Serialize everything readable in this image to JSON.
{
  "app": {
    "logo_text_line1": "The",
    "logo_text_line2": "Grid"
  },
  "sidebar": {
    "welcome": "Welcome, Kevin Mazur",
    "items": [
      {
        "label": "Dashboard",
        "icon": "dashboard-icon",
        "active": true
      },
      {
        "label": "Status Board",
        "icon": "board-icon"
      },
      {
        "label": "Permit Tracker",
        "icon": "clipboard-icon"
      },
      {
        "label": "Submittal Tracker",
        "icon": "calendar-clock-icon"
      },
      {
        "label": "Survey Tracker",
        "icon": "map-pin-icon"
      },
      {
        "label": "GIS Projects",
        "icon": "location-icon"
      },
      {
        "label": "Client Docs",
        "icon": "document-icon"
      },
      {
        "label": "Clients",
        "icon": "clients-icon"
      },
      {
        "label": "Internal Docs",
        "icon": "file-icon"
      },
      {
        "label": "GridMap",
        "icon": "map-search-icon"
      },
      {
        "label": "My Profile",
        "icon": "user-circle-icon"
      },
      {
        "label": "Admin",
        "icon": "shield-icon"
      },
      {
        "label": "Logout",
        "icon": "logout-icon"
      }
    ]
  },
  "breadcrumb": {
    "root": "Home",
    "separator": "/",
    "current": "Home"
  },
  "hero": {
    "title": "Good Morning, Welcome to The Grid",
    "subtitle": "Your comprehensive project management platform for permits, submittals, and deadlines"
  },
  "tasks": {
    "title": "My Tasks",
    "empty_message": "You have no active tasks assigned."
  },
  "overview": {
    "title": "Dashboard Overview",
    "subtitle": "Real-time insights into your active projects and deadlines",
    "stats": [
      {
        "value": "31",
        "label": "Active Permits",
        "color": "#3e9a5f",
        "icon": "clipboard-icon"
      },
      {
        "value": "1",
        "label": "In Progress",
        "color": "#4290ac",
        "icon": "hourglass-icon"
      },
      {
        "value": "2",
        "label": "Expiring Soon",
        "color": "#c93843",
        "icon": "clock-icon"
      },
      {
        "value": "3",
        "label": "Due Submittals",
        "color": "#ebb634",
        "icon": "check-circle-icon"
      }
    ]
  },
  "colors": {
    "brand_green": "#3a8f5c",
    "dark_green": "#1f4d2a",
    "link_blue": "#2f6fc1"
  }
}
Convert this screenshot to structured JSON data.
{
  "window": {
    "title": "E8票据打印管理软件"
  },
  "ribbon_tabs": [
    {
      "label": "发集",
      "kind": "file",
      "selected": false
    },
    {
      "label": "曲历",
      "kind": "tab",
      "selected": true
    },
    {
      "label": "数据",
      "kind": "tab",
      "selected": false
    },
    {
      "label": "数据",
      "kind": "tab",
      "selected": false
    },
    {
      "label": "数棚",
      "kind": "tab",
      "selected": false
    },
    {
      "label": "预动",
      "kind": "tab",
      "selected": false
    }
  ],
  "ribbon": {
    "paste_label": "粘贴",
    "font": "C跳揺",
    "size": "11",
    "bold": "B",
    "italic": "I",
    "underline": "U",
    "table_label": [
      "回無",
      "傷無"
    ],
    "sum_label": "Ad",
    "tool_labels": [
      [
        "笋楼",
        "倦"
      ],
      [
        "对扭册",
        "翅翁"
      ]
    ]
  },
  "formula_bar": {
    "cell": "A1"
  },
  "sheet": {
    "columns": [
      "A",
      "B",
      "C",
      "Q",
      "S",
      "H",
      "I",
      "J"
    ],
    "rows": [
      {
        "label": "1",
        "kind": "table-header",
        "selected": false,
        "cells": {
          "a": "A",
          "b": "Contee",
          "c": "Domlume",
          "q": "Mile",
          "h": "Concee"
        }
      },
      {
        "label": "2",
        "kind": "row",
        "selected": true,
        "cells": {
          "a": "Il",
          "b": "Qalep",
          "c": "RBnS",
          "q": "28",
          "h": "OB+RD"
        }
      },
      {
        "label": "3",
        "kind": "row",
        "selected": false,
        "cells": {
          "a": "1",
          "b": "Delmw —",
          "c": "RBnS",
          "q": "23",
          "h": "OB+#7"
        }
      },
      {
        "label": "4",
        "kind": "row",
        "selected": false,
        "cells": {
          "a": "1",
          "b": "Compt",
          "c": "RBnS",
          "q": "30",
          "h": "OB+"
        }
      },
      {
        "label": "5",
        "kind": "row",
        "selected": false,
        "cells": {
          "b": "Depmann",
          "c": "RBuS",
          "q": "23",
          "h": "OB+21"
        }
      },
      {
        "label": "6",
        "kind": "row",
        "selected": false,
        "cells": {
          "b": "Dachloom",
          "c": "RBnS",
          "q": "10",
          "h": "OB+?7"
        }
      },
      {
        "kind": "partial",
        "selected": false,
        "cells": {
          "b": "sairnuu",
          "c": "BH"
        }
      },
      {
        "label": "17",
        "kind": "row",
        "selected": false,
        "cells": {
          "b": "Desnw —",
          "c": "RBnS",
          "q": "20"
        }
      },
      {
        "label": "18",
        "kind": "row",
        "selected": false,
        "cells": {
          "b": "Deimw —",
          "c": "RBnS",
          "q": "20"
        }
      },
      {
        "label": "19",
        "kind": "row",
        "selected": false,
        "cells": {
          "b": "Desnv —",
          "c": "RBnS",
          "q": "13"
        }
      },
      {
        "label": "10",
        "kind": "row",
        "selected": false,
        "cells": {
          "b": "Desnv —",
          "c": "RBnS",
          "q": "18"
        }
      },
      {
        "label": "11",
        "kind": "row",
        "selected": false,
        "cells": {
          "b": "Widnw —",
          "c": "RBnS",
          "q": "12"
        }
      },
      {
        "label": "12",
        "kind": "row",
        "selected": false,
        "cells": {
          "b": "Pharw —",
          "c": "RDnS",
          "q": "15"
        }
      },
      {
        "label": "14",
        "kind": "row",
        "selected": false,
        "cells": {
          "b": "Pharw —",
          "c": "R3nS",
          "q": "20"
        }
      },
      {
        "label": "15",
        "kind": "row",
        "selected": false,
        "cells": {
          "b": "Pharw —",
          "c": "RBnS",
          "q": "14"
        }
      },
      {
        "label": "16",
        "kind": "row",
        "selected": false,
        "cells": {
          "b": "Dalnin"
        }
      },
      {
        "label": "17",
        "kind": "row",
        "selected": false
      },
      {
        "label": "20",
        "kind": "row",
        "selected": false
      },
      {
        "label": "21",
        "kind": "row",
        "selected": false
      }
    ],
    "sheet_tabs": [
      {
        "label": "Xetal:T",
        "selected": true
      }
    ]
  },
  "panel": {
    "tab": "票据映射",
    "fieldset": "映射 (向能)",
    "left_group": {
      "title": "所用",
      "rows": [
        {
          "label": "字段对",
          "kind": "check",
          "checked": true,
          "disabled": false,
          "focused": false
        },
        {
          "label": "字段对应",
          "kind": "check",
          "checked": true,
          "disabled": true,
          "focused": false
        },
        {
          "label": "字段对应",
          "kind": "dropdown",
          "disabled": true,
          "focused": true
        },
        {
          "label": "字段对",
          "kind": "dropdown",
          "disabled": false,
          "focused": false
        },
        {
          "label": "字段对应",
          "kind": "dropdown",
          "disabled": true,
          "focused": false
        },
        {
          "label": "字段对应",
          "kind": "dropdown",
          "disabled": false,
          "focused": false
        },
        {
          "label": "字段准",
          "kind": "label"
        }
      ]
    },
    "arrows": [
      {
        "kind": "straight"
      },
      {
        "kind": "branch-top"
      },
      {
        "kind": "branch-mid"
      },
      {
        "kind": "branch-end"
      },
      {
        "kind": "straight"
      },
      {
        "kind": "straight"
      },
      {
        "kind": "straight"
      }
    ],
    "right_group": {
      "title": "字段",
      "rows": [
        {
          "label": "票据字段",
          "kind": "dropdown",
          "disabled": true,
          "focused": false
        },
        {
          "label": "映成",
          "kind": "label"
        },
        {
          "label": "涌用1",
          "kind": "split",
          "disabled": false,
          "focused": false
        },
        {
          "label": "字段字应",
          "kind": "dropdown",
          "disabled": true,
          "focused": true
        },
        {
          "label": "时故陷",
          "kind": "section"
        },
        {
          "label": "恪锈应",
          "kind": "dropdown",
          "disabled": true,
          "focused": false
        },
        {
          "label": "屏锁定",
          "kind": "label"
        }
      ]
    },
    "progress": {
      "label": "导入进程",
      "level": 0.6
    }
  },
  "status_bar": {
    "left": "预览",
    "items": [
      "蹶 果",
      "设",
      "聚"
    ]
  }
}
============================================================
:: The exercise ::
Show the lines of the records that contain the word "this".

:: Written response ::
Serialize everything readable in this image to JSON.
Convert this screenshot to structured JSON data.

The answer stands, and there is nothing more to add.